> **DOCUMENT SEGMENT**:
## Begin

Published:Saturday | April 6, 2019 | 12:00 AM

Good things come to those who bait. This is the essence of the old Chinese proverb, “Give a man a fish and you feed him for a day. Teach a man to fish and you feed him for a lifetime.”

The first time I heard it I was overwhelmed by the sheer simplicity of the aphorism. Then I heard the twist by comedian George Carlin: “Give a man a fish and he will eat for a day. Teach him how to fish and he will sit in a boat and drink beer all day.”

There are other modern variations of the quip: “Teach a man to fish and he will be surrounded by people telling him how they can do it better.”

My wife also knows that when a man is taught to fish you can get rid of him for the entire weekend.

But my mother found that out many years before when she allowed me to spend a weekend by my school friend, Trevor. Up to that point in my life, she gave a boy a fish and he would ask for more, especially something which we called ‘fry-me-dry’. It was essentially a sardine or small herring which she bought by the bowlful. She took out the scales with a knife, slit the stomachs, washed the fish in some lime and then marinated them in onion, garlic, salt and pepper. She later dipped each little fish in flour, threw it in very hot oil and fried it to a crisp.

Recently, when my daughter Jasmine asked me what fish dish I liked best, I went through a long list in my mind, everything from grouper to pompano, tuna to salmon, and came up with the humble ‘fry-me-dry’.

## End

> **TASKS**:
1. List the seasonings the mother used to marinate the small fish in the fishing column.
2. In the fishing column, which comedian offered a twist on the old proverb?
3. Resume the fishing column after its last sentence.

> **RAW RECORDS**:

## Begin

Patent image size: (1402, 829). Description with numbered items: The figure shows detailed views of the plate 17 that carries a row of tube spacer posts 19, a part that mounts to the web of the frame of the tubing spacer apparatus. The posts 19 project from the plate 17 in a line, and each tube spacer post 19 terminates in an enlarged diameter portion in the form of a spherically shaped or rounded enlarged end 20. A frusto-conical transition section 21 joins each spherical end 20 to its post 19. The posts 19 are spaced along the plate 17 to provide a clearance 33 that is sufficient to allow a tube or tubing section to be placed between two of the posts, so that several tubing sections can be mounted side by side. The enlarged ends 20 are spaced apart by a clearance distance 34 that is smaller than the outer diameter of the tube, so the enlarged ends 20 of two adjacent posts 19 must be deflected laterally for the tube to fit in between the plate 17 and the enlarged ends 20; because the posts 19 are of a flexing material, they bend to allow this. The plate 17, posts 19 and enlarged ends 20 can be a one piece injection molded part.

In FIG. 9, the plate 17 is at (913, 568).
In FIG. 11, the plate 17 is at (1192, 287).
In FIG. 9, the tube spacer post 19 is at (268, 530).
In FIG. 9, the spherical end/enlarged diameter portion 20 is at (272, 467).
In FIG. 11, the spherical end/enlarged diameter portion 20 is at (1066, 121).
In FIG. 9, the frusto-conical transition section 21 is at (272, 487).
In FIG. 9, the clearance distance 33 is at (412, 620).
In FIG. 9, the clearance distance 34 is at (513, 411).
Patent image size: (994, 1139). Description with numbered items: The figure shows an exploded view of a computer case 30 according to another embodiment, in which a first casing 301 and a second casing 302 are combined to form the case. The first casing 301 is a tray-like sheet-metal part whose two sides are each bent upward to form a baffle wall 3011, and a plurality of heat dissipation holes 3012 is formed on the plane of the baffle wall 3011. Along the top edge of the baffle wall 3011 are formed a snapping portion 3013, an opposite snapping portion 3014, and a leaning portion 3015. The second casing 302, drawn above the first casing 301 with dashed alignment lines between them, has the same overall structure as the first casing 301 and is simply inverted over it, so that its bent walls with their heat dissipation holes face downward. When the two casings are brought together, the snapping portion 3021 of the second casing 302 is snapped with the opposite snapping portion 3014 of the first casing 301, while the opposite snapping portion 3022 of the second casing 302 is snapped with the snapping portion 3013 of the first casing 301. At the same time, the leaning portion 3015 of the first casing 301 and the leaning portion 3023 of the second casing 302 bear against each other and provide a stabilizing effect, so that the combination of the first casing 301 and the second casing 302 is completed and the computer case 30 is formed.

## End

> **ANSWERS**:
1. Onion, garlic, salt, pepper

2. George Carlin

3.
I would stand by the stove, crowding my mother, hearing the oil bubbling in an old, bent and blackened frying pan, sometimes getting hit by the splattering oil because I had crept up too close to the one-burner stove, then after grabbing one of the cooked fish in my hands, juggling it to keep from getting my palms burnt and stuffing it in my mouth, I crunched it and crunched it again – a mouthful of heaven.


Trevor’s father taught me how to fish. But first we had to dig for worms. I came up with a multicoloured and many-legged creature and Trevor jumped back in alarm.

“Dat is not ah earthworm,” he shouted!

“True?” I asked. “What planet it from?”

Eventually, we got a milk tin full of wriggling worms and headed for a pond at the back of Trevor’s house. There was a bamboo clump at the side of the pond and Mr Roop, Trevor’s father, cut two thin and supple rods for us.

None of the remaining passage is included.